** ZITIERTER TEXT **
════

Freitag, 13. Oktober 2017

Was macht Christsein wirklich aus? Aufbruch in die Tiefe mit "Silence" von Martin Scorsese

Nun endlich bin ich dazu gekommen, mir den Film anzuschauen, den ich im letzten Jahr leider nicht mehr im Kino sehen konnte: "Silence" von Martin Scorsese.

Und ich kann ihn vorbehaltlos empfehlen – es ist ein faszinierender und mitreißender Film, ein Film, den man gesehen haben muss, wenn man sich mit dem Christentum, Fragen des Glaubens oder einfach nur mit dem Menschen, seinem Gewissen und seinen Überzeugungen beschäftigt.

Er reißt jedoch nicht in erster Linie mit wegen seiner Bilder (so wunderbar sie sind), sondern wegen der tiefgehenden religiösen und menschlichen Fragen, die er aufwirft: Was macht religiöses Leben aus? Wie weit gehen Menschen für ihre (religiösen) Überzeugungen? Wie reagiert eine (christliche) Gemeinschaft auf Glaubensabfall? Was bringt das Christentum indigenen Gesellschaften? Wie viel Barmherzigkeit ist möglich?

Christen vor verschlossenen Türen?
Neukölln, Berlin, 2017.
Besonders spannend ist die breite und lange Vorgeschichte des Films: Martin Scorsese wurde während der Kontroversen um seinen Film "Die letzte Versuchung Christi" von einem Bischof auf das Buch von Shusaku Endo "Schweigen" (Leseprobe hier) aufmerksam gemacht, in dem die an historische Ereignisse angelehnte Geschichte erzählt wird. Im Interview spricht er davon, dass er seitdem darüber nachdachte, wie er es verfilmen könnte. Nach dieser langen Vorlaufzeit wurde das Filmprojekt seit ca. 2012 energischer betrieben, so dass der Film nach seiner Premiere im Vatikan 2016 schließlich in die Kinos gelangen konnte.

════

** ZU VERARBEITENDE DATEN **

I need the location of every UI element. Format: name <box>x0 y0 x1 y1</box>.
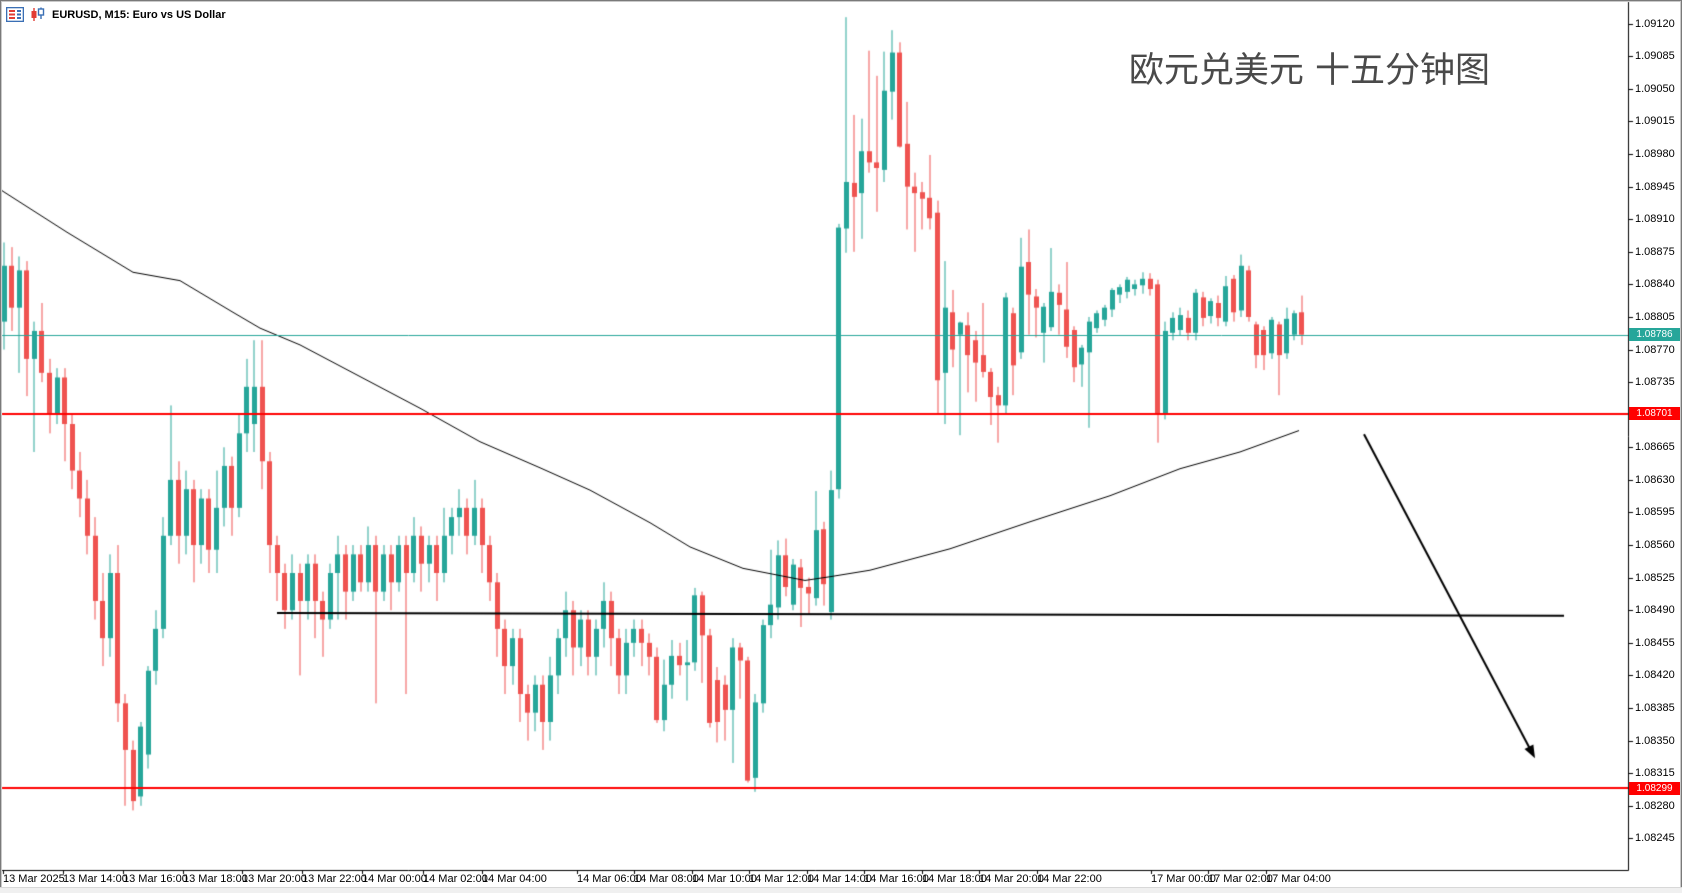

════

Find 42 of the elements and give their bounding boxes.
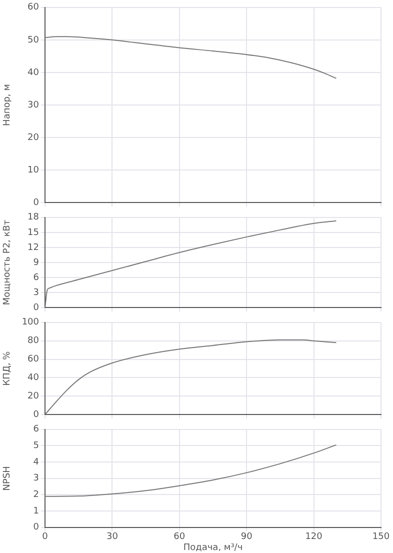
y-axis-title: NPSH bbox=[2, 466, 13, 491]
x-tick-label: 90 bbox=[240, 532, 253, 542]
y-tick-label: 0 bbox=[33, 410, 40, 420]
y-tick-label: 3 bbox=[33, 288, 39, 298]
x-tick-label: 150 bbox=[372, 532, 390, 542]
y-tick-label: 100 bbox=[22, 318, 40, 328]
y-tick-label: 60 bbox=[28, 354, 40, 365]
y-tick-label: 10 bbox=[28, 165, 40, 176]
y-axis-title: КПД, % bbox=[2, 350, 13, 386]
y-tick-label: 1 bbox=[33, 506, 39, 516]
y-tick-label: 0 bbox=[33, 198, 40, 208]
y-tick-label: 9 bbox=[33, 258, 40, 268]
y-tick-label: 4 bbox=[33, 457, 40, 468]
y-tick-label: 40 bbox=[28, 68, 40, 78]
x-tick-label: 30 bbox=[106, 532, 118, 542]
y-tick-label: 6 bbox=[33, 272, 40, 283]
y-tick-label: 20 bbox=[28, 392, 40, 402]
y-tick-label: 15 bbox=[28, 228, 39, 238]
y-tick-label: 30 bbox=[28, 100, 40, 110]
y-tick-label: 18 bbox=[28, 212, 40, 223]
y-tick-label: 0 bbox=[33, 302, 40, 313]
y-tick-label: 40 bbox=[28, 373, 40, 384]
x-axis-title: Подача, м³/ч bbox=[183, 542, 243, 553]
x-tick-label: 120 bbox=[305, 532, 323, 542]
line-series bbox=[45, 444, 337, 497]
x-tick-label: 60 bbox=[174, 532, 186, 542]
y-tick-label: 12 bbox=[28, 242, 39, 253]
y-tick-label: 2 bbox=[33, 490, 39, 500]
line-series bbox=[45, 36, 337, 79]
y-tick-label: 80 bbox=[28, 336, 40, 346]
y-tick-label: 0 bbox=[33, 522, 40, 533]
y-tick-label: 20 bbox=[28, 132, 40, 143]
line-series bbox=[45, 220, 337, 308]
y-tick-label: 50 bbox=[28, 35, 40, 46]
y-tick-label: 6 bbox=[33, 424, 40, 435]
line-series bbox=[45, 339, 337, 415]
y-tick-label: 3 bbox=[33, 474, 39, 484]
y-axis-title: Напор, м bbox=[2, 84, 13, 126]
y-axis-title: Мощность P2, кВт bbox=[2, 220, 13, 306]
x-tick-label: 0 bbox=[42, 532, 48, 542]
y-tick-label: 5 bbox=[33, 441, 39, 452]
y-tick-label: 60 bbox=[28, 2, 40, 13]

════

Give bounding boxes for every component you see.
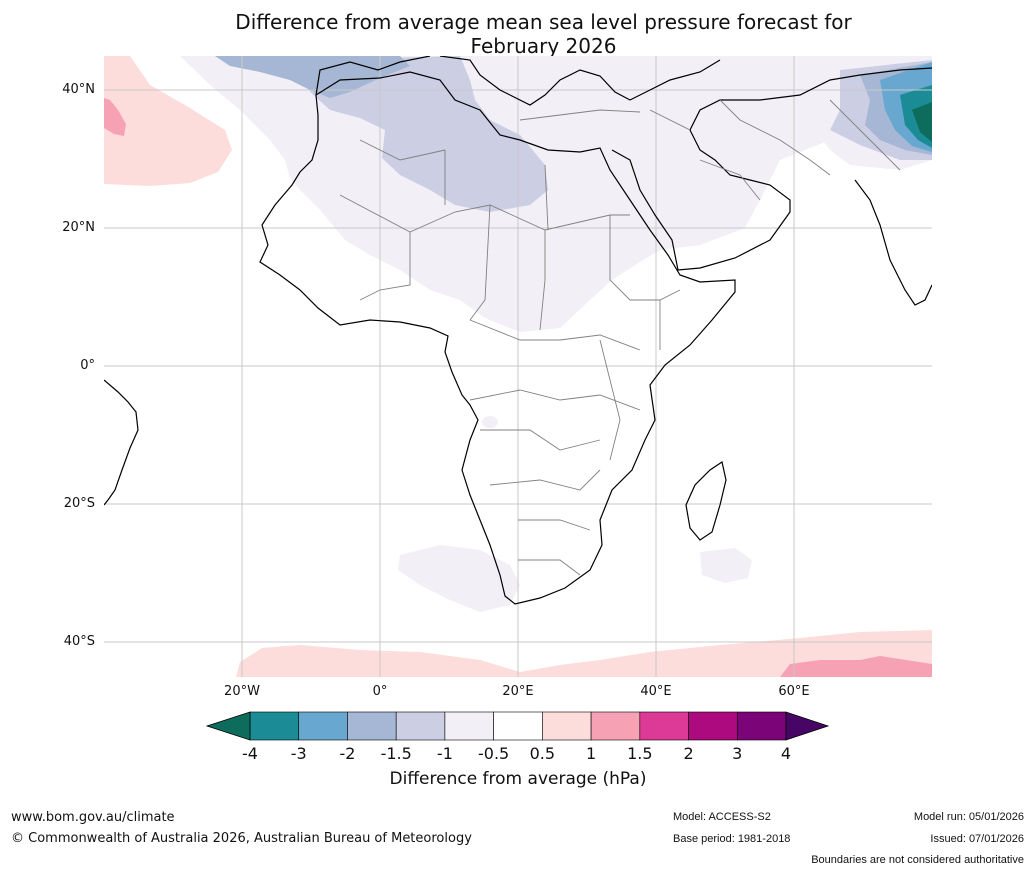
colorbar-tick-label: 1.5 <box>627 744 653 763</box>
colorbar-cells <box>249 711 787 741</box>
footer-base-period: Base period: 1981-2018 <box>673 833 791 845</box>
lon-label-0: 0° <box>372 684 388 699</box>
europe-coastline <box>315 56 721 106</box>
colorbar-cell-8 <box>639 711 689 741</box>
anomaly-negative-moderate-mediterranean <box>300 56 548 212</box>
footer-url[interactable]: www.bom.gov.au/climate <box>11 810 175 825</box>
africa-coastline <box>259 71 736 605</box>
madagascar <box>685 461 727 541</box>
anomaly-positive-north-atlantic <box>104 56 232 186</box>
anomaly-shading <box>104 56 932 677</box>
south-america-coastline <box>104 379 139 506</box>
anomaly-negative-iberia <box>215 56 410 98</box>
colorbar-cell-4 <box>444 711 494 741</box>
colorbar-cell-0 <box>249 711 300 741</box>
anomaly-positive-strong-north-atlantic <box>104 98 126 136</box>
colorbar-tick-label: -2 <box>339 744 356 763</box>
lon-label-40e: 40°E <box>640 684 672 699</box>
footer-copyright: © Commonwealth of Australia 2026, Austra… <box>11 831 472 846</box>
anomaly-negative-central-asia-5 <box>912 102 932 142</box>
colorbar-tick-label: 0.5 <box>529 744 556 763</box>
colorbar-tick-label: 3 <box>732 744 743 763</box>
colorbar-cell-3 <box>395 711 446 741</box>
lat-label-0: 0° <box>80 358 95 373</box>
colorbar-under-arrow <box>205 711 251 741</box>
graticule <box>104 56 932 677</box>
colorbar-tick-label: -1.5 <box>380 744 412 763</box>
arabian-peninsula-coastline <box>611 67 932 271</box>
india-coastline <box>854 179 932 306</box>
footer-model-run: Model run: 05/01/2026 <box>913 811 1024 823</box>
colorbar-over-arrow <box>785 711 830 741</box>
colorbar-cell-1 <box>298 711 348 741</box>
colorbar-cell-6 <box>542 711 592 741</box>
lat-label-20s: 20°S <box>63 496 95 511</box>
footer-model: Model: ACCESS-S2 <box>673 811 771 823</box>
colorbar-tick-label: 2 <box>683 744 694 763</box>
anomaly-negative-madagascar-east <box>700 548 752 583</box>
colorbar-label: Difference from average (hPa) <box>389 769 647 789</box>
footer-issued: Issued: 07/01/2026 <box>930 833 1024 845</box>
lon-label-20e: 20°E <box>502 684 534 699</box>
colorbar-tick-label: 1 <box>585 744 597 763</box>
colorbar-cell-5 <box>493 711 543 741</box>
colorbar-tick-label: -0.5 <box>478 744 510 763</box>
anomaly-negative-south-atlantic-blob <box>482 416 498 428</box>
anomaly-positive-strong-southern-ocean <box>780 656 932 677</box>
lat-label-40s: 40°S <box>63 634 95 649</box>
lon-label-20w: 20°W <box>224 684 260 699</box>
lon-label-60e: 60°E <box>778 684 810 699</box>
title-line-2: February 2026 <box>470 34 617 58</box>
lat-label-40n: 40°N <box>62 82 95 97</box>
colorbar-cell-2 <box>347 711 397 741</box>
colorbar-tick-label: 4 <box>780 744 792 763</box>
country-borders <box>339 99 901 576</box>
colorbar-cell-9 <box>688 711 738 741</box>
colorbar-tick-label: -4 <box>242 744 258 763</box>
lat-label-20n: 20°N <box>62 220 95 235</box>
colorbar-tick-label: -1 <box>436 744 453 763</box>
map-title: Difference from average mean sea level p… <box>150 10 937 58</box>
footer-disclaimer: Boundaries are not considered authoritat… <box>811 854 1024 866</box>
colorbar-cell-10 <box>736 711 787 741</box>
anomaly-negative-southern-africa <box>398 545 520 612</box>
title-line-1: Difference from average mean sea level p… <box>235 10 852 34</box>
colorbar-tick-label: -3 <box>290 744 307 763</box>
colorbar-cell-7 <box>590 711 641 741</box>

════

** AUFGABEN ZUR ÜBUNG **
(A) Stelle die Datensätze von der Zeile mit „Find 42 of the“ bis zur Zeile mit „y-tick-label: 40 bbox=[28, 373, 40, 384]“ (beide eingeschlossen) als zweispaltige CSV mit den Spalten „Eingabe“ und „Ausgabe“ dar: je Aufforderung eine Zeile mit ihrem Wortlaut und ihrer Antwort, jedes Feld in Anführungszeichen und mit Leerzeichen statt Zeilenumbrüchen. Lass die Bilder dabei weg.
(B) Setze den Text über Scorseses Film „Silence“ nach seinem letzten Satz fort.
Der Text und die Datensätze haben nichts miteinander zu tun.

** DIE ANTWORTEN **
(A)
Eingabe,Ausgabe
"Find 42 of the elements and give their bounding boxes.","y-axis-title: NPSH bbox=[2, 466, 13, 491] x-tick-label: 90 bbox=[240, 532, 253, 542] y-tick-label: 0 bbox=[33, 410, 40, 420] y-tick-label: 3 bbox=[33, 288, 39, 298] x-tick-label: 150 bbox=[372, 532, 390, 542] y-tick-label: 100 bbox=[22, 318, 40, 328] y-tick-label: 60 bbox=[28, 354, 40, 365] y-tick-label: 10 bbox=[28, 165, 40, 176] y-axis-title: КПД, % bbox=[2, 350, 13, 386] y-tick-label: 1 bbox=[33, 506, 39, 516] y-tick-label: 0 bbox=[33, 198, 40, 208] y-tick-label: 9 bbox=[33, 258, 40, 268] y-tick-label: 4 bbox=[33, 457, 40, 468] y-tick-label: 40 bbox=[28, 68, 40, 78] x-tick-label: 30 bbox=[106, 532, 118, 542] y-tick-label: 6 bbox=[33, 272, 40, 283] y-tick-label: 20 bbox=[28, 392, 40, 402] y-tick-label: 15 bbox=[28, 228, 39, 238] y-tick-label: 30 bbox=[28, 100, 40, 110] y-tick-label: 18 bbox=[28, 212, 40, 223] y-tick-label: 0 bbox=[33, 302, 40, 313] y-tick-label: 40 bbox=[28, 373, 40, 384]"

(B)
Der Film spielt zur Zeit der gnadenlosen Christenverfolgungen in Japan ab Anfang des 17. Jahrhunderts. Zwei junge Jesuiten brechen 1638 aus Portugal auf, um ihren theologischen und geistlichen Mentor Ferreira (Liam Neeson) zu suchen, der verschollen ist und von dem das Gerücht umgeht, er sei unter dem Druck der Verfolgung vom Missionar zum Glaubensflüchtigen geworden. Auf geheimen Wegen kommen sie nach Japan und treffen kleine christliche Geeinschaften, die heimlich ihren Glauben praktizieren und in ständiger Angst vor der Verfolgung durch die staatlichen Behörden leben müssen. Der Film erzählt vornehmlich die Geschichte des einen der beiden Ordensmänner, P. Sebastião Rodrigues (Andrew Garfield), seine Gewissenszweifel, seine Ängste und Ideale, seinen äußeren und inneren Weg in Konflikt und Dialog sowohl mit dem japanischen Inquisitor als auch mit Gott und seinem Glauben.

Das Ende des Filmes kann man hier nicht vorwegnehmen ohne den Film um seine Spannung zu bringen.
Aber einige grundlegende Fragen, die sich aus dem Film ergeben, finde ich äußerst spannend.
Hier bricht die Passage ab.